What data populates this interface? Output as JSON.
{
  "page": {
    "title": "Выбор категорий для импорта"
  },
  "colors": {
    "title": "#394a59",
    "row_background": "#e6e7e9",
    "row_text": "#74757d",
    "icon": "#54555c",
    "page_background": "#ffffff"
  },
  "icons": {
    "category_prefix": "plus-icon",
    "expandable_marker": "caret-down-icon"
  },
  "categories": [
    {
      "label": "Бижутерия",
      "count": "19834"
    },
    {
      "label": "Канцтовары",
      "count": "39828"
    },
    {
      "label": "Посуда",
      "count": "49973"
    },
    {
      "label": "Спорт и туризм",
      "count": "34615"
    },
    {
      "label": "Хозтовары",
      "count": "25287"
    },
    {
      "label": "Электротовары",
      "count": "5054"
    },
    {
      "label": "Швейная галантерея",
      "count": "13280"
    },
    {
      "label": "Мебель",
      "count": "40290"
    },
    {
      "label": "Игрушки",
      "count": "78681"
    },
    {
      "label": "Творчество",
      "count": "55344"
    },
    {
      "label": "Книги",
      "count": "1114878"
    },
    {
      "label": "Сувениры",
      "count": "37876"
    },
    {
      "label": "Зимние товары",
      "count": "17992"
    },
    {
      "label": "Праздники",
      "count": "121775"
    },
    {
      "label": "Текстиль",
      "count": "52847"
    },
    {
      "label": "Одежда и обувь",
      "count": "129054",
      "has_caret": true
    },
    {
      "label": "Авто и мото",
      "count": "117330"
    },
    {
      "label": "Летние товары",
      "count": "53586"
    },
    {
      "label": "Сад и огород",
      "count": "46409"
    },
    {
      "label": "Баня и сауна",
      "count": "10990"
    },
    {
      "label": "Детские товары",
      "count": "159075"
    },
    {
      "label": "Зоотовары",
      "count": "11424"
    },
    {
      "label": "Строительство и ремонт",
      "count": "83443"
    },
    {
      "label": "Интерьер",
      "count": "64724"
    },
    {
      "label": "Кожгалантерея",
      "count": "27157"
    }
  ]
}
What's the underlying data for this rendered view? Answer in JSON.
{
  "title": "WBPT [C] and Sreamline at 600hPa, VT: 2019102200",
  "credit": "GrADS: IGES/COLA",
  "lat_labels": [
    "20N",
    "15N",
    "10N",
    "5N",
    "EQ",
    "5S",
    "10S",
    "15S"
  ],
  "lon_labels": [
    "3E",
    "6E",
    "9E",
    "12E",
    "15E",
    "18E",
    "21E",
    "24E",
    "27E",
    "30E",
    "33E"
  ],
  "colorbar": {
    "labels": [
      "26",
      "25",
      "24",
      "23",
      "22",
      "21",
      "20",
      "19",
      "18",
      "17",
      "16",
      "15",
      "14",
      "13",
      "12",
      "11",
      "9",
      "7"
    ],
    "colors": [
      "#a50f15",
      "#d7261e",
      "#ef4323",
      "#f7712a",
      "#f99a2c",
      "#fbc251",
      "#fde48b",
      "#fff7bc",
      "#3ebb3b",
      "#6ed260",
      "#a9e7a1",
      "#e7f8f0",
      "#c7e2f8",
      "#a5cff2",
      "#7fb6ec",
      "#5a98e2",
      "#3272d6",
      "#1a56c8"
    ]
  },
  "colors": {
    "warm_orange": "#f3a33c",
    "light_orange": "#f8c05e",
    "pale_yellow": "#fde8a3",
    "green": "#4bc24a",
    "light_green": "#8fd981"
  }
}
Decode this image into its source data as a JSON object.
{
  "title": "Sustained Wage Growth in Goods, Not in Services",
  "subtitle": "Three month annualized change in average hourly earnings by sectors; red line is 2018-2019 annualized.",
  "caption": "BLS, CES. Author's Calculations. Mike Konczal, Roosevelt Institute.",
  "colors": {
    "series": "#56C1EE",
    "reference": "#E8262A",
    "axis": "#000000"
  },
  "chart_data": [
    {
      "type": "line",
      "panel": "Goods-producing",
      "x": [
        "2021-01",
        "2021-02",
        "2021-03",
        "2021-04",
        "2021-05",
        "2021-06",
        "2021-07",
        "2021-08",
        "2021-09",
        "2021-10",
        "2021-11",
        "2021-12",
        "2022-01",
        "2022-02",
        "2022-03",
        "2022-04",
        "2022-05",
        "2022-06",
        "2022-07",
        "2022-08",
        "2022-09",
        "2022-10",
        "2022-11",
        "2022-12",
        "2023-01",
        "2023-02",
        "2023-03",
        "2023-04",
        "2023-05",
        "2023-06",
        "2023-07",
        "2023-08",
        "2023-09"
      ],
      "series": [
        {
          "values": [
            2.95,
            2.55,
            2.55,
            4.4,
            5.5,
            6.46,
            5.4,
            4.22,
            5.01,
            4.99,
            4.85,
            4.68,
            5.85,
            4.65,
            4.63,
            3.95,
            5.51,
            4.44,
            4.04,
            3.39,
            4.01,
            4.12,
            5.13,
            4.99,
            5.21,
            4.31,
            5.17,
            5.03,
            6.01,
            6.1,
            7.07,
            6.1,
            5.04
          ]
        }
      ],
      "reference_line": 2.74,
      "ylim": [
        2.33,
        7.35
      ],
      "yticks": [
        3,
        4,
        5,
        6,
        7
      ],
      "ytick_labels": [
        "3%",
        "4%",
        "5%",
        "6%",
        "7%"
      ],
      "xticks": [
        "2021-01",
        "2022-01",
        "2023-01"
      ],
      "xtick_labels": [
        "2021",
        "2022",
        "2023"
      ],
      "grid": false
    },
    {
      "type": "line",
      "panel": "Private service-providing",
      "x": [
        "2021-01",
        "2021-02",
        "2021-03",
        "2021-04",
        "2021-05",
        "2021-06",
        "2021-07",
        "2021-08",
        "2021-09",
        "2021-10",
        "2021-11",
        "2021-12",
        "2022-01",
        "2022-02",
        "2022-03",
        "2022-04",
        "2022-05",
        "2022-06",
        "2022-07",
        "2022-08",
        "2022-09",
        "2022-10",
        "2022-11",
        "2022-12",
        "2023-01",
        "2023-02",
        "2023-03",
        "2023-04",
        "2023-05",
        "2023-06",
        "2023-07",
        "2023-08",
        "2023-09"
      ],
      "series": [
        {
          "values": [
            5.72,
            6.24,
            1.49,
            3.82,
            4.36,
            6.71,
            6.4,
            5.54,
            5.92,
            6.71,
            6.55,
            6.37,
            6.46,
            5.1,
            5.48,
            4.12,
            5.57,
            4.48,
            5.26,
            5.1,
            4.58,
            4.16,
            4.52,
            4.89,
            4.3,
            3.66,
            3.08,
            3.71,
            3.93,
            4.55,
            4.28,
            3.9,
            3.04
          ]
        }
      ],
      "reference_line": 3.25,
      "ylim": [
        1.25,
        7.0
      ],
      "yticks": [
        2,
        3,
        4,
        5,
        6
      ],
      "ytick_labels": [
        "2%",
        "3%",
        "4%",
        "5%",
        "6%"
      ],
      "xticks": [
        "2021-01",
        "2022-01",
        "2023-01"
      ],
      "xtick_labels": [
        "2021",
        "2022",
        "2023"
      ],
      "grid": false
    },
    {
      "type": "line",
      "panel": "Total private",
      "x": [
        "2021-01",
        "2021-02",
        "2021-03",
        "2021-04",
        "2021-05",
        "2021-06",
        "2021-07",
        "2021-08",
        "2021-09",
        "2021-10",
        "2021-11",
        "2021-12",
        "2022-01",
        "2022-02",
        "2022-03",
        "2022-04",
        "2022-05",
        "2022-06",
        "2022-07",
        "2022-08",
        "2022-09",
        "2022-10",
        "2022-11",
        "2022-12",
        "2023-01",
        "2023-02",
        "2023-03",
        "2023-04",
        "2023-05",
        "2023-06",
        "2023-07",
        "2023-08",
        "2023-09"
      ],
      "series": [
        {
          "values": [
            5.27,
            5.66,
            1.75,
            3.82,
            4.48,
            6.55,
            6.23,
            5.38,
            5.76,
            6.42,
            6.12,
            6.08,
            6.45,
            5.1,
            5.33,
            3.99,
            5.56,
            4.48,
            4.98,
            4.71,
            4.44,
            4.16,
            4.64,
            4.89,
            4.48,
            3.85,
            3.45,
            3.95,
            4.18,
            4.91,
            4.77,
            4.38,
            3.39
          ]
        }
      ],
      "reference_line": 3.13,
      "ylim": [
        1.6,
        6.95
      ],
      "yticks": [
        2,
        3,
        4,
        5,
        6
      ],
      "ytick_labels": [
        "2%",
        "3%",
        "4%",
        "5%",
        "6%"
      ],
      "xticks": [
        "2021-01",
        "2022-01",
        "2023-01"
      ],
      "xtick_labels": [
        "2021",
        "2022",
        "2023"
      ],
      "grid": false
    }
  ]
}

WHAT YOU NEED TO DO
Gather all lines of the records that include the word "this".

THE REPLY
What data populates this interface? Output as JSON.
What's the underlying data for this rendered view? Answer in JSON.
Decode this image into its source data as a JSON object.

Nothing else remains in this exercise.